----- RECORDS SHOWN -----

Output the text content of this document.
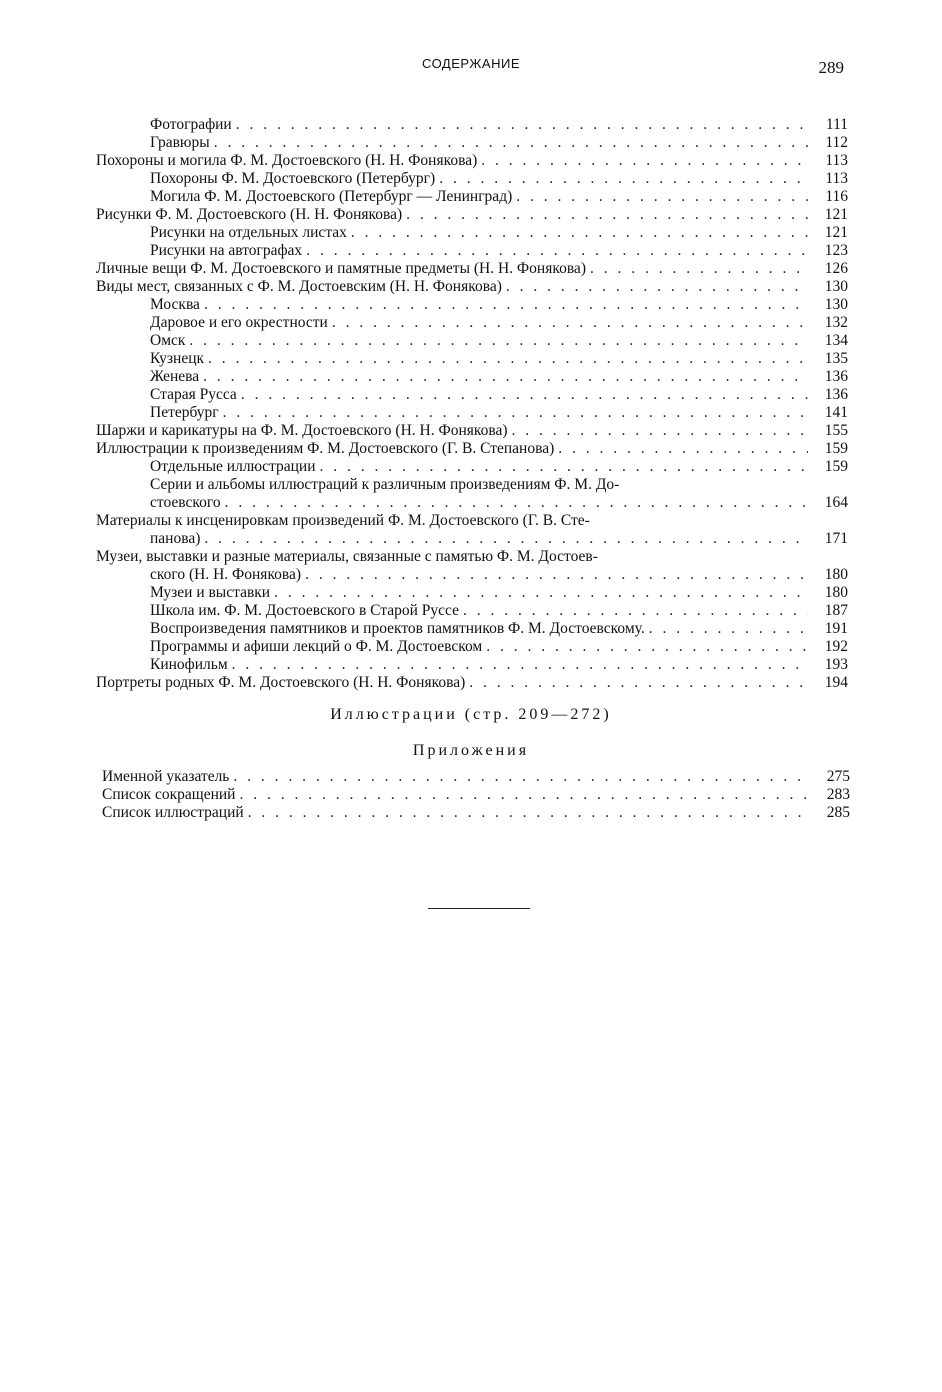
СОДЕРЖАНИЕ	289
Фотографии . . .	111
Гравюры . . .	112
Похороны и могила Ф. М. Достоевского (Н. Н. Фонякова) . . .	113
Похороны Ф. М. Достоевского (Петербург) . . .	113
Могила Ф. М. Достоевского (Петербург — Ленинград) . . .	116
Рисунки Ф. М. Достоевского (Н. Н. Фонякова) . . .	121
Рисунки на отдельных листах . . .	121
Рисунки на автографах . . .	123
Личные вещи Ф. М. Достоевского и памятные предметы (Н. Н. Фонякова) . . .	126
Виды мест, связанных с Ф. М. Достоевским (Н. Н. Фонякова) . . .	130
Москва . . .	130
Даровое и его окрестности . . .	132
Омск . . .	134
Кузнецк . . .	135
Женева . . .	136
Старая Русса . . .	136
Петербург . . .	141
Шаржи и карикатуры на Ф. М. Достоевского (Н. Н. Фонякова) . . .	155
Иллюстрации к произведениям Ф. М. Достоевского (Г. В. Степанова) . . .	159
Отдельные иллюстрации . . .	159
Серии и альбомы иллюстраций к различным произведениям Ф. М. До-
стоевского . . .	164
Материалы к инсценировкам произведений Ф. М. Достоевского (Г. В. Сте-
панова) . . .	171
Музеи, выставки и разные материалы, связанные с памятью Ф. М. Достоев-
ского (Н. Н. Фонякова) . . .	180
Музеи и выставки . . .	180
Школа им. Ф. М. Достоевского в Старой Руссе . . .	187
Воспроизведения памятников и проектов памятников Ф. М. Достоевскому. . . .	191
Программы и афиши лекций о Ф. М. Достоевском . . .	192
Кинофильм . . .	193
Портреты родных Ф. М. Достоевского (Н. Н. Фонякова) . . .	194
Иллюстрации (стр. 209—272)
Приложения
Именной указатель . . .	275
Список сокращений . . .	283
Список иллюстраций . . .	285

-----

_THE PROBLEM_
Pick out every line of the listing containing the word "выставки", and show those lines.

_ANSWER TO THIS TASK_
Музеи, выставки и разные материалы, связанные с памятью Ф. М. Достоев-
Музеи и выставки . . .	180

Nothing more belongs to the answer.